(Document excerpt):
+++
A project on the boards that has all those elements is a combined residential tower, beauty school for 2,000 students, and office in Tokyo. “It’s on an incredibly complicated site, which is complicated further by the Byzantine solar access laws in Tokyo and is made more complex because of the interaction of the three program elements. It was really critically important to empathize with the Japanese culture and aesthetic history and try to understand what the aesthetic mission might be,” Hodgetts explains.

He further describes the program. “We all know the Japanese approach to architecture tends to be extremely tectonic, and our clients expressed to us that they felt that was not in keeping with their brand and with what they wanted to say in terms of that context. We approached the 30-story tower to find a more ‘feminine’ approach. That was a really intense dialogue, having to do with patterning and massing. That was the challenge that I don’t think we would have met so well if we hadn’t been a couple.”

More layers of design
“We’ve got a mom and dad shop here, and I think that’s a great thing. We were both really pleased that in a way we kind of blazed a trail here,” Fung adds to Hodgett’s sentiment. “We’re really honored to be the first couple to represent this award and make it possible for other partners. Because now it’s been acknowledged, and I think this is very significant in the field.”

“There are obviously other important partnerships in the past,” Hodgetts says; “not necessarily men and women, and the ones that you think of sometimes as ‘Corb and Charlotte’ and ‘Venturi and Denise.’ I think the people we emulate in our minds most are probably Charles and Ray Eames. Ming is shaking her head ‘no.’”

Fung says, “I actually don’t think so, because I don’t think that the way they work is similar to the way we work.”

Hodgetts considers that point: “Well, we can’t know how they actually worked, but from their work product there is an affinity.”
+++
(Listing):

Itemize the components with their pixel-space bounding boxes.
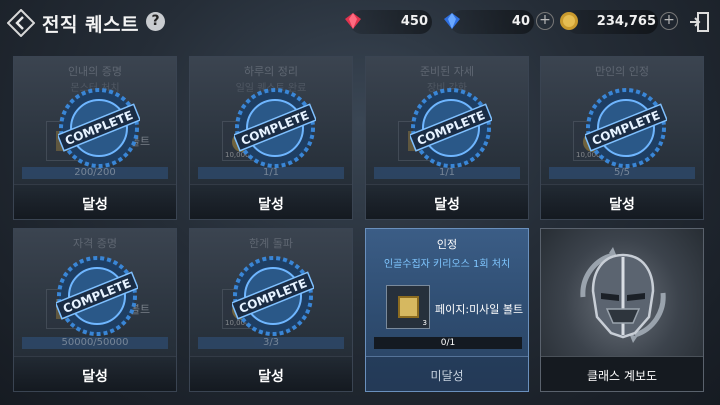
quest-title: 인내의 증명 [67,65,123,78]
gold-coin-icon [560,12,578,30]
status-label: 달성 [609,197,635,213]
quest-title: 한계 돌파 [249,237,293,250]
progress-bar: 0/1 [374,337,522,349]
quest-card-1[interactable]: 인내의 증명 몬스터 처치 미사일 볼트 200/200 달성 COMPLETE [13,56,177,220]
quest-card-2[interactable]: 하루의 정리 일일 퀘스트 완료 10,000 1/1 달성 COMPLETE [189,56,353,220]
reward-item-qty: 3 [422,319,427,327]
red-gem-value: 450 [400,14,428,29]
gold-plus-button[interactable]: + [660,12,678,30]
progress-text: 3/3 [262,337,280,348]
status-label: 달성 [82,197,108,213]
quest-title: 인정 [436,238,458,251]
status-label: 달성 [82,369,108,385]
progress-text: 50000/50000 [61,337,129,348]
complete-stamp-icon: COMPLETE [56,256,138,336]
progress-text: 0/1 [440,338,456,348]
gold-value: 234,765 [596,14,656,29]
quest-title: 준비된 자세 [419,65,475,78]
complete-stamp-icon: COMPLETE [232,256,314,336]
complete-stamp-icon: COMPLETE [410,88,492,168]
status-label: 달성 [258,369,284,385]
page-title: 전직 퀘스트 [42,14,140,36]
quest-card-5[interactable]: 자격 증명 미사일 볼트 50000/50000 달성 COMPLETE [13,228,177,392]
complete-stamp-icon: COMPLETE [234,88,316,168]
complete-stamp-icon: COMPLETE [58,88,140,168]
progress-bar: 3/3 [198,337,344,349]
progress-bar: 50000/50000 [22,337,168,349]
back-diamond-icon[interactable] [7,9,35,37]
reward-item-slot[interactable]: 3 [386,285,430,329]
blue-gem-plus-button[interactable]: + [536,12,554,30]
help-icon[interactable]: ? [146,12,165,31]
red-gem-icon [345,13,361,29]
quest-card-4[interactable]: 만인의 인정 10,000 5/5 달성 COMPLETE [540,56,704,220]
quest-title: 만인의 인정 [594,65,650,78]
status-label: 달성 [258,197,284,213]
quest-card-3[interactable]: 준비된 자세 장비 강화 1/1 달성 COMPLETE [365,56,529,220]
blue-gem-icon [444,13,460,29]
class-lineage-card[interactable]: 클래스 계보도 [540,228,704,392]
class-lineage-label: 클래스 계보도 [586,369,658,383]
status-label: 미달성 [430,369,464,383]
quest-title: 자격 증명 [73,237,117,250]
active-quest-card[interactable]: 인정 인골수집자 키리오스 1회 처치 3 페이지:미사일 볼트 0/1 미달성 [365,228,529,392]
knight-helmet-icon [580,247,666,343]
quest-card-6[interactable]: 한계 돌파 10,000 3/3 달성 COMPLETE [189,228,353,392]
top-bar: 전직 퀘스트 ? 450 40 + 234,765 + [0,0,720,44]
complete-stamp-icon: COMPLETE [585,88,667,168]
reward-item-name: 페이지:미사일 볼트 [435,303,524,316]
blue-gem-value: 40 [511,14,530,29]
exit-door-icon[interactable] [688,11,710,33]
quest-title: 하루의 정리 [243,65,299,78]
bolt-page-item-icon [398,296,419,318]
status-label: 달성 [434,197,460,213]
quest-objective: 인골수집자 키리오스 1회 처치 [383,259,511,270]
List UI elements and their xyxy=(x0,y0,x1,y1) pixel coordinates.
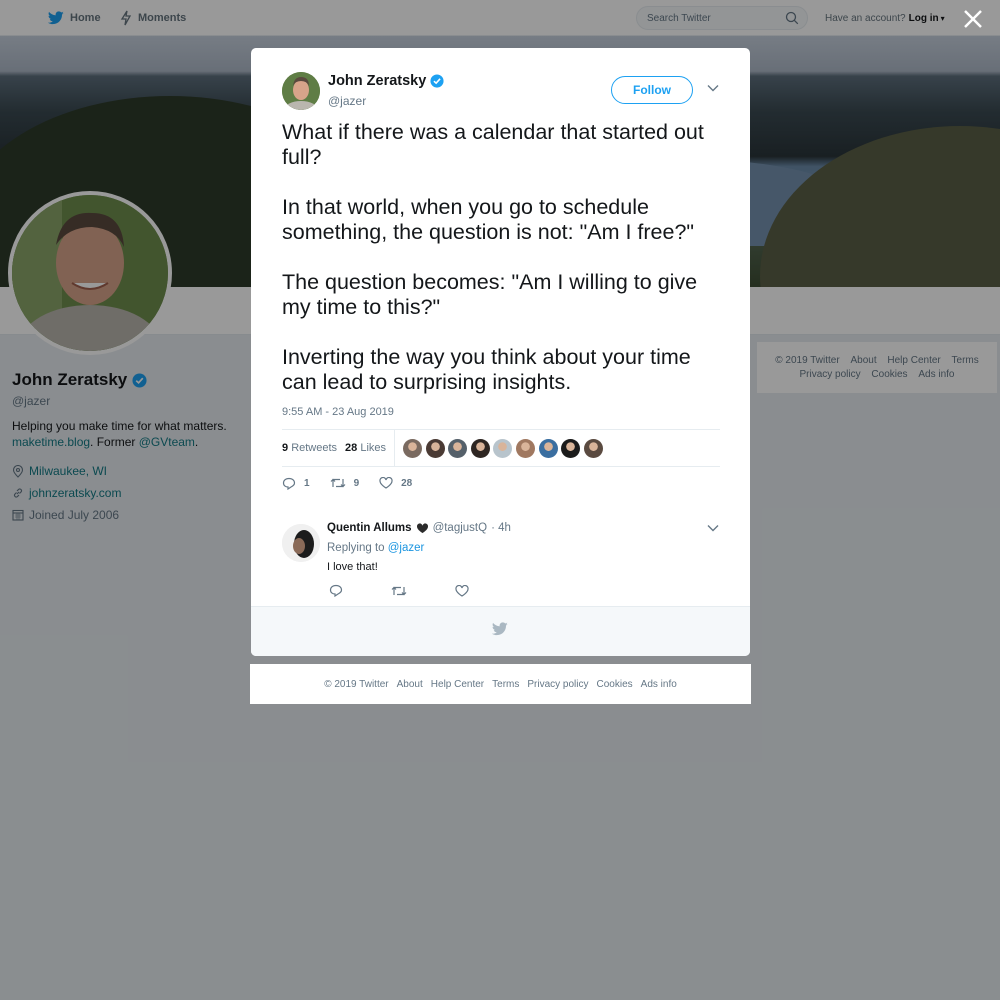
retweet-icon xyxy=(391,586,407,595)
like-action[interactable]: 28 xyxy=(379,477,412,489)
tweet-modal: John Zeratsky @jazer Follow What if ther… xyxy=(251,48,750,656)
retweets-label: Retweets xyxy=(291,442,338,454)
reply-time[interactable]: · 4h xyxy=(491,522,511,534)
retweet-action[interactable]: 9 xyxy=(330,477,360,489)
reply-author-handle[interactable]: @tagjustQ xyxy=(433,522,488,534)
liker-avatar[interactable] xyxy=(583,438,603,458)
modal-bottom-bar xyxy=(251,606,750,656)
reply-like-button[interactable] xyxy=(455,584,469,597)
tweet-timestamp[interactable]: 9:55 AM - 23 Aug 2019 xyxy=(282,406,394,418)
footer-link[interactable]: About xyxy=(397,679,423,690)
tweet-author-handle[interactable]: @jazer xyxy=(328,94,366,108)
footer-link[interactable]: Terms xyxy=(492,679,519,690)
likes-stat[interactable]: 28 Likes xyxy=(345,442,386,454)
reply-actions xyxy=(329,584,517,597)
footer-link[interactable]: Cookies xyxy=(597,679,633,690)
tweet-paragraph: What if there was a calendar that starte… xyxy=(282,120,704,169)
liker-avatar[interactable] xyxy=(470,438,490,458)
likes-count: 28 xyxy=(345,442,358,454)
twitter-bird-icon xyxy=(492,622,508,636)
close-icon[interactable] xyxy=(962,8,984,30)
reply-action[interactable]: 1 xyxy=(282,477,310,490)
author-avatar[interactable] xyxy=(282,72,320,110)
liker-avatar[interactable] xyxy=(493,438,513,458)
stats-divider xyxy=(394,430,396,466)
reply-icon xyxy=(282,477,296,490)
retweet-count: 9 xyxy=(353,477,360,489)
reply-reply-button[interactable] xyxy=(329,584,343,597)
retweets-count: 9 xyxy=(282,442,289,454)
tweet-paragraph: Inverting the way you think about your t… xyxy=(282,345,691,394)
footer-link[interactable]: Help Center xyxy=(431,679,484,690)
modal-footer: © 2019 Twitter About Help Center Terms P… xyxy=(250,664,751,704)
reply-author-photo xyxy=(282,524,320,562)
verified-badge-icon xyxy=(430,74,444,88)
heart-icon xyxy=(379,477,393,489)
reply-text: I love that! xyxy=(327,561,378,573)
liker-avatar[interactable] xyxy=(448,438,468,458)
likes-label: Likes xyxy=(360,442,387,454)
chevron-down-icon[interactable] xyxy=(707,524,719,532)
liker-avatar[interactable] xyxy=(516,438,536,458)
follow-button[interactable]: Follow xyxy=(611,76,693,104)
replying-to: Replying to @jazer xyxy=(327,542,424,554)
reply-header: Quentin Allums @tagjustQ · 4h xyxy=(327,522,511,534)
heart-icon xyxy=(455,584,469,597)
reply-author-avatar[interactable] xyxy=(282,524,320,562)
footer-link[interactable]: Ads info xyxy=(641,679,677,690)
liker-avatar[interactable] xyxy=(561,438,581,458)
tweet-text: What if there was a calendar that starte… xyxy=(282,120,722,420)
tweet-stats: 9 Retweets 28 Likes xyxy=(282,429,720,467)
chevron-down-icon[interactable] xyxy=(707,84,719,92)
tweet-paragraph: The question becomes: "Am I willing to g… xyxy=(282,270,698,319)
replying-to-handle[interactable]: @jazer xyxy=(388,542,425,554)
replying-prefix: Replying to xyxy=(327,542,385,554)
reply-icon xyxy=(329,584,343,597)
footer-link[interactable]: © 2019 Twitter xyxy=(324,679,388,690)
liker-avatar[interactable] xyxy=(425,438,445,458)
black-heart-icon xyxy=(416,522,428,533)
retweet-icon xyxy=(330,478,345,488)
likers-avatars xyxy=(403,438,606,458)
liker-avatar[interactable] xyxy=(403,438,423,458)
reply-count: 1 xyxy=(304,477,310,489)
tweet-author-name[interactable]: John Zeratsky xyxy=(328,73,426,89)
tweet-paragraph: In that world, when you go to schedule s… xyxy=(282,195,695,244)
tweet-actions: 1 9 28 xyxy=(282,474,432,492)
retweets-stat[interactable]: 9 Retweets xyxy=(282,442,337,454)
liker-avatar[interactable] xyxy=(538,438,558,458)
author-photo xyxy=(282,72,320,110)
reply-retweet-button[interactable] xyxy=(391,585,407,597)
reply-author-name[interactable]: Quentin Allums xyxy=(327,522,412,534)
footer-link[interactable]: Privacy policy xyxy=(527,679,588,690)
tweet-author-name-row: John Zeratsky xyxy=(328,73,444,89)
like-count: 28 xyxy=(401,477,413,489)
+++
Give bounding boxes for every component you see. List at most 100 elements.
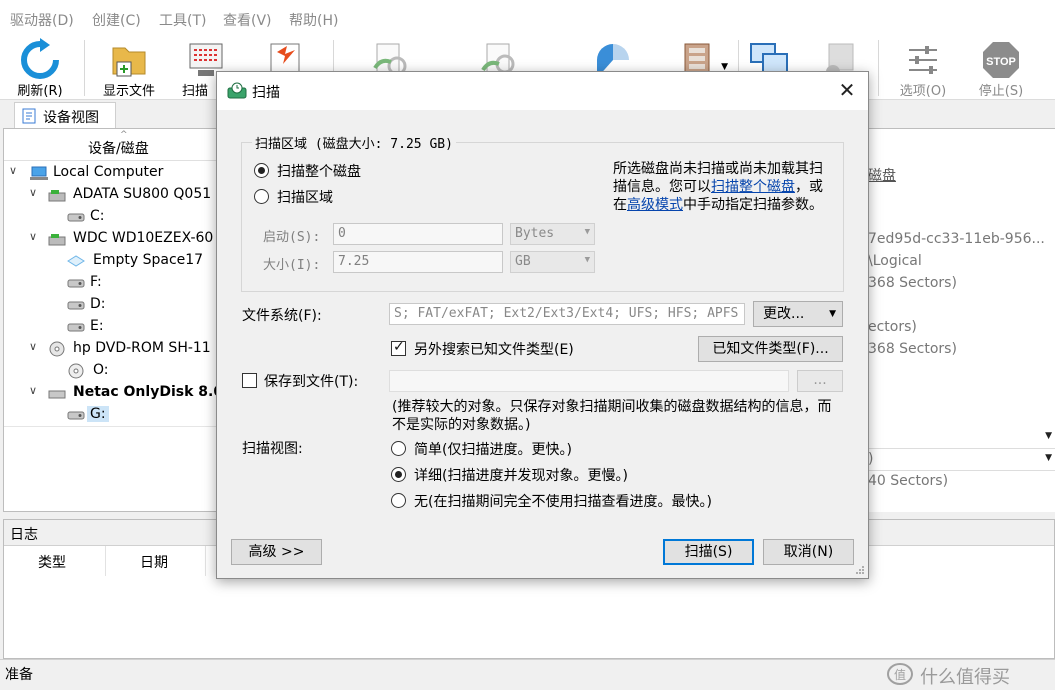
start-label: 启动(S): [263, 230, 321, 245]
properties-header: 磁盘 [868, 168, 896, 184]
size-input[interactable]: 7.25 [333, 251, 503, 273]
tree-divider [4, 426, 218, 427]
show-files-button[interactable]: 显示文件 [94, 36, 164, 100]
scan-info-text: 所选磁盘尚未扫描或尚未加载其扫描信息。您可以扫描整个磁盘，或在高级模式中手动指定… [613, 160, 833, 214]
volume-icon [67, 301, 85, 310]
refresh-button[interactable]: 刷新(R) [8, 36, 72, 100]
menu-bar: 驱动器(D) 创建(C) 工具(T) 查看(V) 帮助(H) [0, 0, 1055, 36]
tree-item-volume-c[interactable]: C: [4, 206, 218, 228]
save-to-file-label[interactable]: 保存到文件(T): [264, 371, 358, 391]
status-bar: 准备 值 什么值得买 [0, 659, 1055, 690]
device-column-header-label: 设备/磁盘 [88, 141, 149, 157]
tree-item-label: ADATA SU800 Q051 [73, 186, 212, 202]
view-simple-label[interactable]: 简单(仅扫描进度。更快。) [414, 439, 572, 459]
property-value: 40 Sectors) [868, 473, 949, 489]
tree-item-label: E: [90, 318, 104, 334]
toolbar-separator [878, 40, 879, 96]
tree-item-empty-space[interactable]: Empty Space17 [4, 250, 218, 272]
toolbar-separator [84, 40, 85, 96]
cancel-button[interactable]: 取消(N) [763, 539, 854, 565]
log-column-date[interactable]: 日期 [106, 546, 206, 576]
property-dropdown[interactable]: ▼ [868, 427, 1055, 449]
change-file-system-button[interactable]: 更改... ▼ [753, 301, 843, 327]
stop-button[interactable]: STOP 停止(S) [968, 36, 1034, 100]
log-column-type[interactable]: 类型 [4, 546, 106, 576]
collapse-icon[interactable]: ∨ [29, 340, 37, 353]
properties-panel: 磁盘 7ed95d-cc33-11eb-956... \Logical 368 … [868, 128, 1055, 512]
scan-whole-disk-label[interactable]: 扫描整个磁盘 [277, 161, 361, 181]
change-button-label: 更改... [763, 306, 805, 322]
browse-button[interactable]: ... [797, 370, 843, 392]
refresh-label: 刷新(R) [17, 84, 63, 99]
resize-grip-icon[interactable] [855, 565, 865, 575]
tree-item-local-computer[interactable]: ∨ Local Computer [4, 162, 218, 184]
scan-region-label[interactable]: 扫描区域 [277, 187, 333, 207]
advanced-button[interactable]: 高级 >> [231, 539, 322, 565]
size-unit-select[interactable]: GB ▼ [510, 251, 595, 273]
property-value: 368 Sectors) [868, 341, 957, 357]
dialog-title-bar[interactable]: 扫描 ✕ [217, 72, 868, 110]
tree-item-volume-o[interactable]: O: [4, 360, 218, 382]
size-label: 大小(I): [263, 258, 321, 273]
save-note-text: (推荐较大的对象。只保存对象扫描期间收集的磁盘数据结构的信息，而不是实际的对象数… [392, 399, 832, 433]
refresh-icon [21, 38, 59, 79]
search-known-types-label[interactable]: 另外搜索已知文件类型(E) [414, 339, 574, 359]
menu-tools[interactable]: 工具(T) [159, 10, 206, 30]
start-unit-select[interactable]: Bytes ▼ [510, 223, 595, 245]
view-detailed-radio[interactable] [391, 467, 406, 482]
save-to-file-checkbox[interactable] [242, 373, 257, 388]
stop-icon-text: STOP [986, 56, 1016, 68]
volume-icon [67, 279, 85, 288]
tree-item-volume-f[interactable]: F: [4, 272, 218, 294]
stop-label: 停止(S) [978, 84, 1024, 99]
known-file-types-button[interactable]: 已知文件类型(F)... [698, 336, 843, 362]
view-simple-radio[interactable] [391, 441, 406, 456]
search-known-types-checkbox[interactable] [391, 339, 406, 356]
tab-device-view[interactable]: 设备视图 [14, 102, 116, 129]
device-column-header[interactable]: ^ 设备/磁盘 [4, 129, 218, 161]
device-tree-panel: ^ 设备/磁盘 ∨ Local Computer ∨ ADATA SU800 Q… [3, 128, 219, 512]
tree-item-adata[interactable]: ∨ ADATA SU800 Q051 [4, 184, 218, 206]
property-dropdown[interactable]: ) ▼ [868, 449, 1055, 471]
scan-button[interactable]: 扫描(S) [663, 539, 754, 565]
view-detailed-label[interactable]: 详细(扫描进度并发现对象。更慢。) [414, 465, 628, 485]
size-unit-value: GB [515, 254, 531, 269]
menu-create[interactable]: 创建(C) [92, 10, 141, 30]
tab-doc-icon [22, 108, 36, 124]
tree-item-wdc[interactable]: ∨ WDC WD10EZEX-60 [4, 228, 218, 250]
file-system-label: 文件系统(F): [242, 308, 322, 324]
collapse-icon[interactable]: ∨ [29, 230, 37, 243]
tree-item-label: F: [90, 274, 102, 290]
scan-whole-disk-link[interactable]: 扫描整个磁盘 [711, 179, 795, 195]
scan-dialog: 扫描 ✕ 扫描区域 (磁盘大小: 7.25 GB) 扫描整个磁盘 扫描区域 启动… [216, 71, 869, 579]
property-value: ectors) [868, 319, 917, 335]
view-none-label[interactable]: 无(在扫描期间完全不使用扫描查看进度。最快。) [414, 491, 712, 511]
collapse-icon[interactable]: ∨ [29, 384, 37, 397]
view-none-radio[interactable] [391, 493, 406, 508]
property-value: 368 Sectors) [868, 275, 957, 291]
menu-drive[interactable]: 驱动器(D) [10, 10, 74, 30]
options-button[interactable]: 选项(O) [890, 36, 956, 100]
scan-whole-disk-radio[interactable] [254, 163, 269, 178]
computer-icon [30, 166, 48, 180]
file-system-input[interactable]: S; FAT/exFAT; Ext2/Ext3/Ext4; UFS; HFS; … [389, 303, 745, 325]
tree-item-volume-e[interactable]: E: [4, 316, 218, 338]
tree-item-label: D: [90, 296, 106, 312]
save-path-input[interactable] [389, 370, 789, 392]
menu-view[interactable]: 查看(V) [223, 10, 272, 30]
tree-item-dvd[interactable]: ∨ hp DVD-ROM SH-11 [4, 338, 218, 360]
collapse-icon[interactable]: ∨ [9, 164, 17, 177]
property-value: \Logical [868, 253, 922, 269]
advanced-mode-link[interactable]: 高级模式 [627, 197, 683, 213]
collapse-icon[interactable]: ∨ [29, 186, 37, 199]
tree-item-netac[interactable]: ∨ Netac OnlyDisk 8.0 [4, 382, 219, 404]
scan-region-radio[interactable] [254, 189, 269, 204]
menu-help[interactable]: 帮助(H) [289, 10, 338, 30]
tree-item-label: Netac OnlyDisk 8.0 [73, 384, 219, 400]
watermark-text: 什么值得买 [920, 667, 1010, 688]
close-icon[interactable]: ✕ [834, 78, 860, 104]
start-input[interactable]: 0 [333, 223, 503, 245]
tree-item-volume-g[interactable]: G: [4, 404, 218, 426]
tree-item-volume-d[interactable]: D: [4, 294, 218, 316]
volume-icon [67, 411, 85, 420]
+++
(Exercise tasks):
1. Which program elements does the Tokyo project in the architecture interview excerpt combine?
2. Condense the paragraph of the architecture interview excerpt that begins "He further describes the program" into a short bulleted list that keeps its main facts.
The lines come from a source unrelated to the architecture interview excerpt.

(Per-task answers):
1.
- A residential tower
- A beauty school for 2,000 students
- An office

2.
- Japanese architecture tends to be extremely tectonic. The clients felt this did not fit their brand or what they wanted to say in that context.
- The firm approached the 30-story tower looking for a more "feminine" approach.
- This led to an intense dialogue about patterning and massing.
- He doubts they would have met the challenge as well had they not been a couple.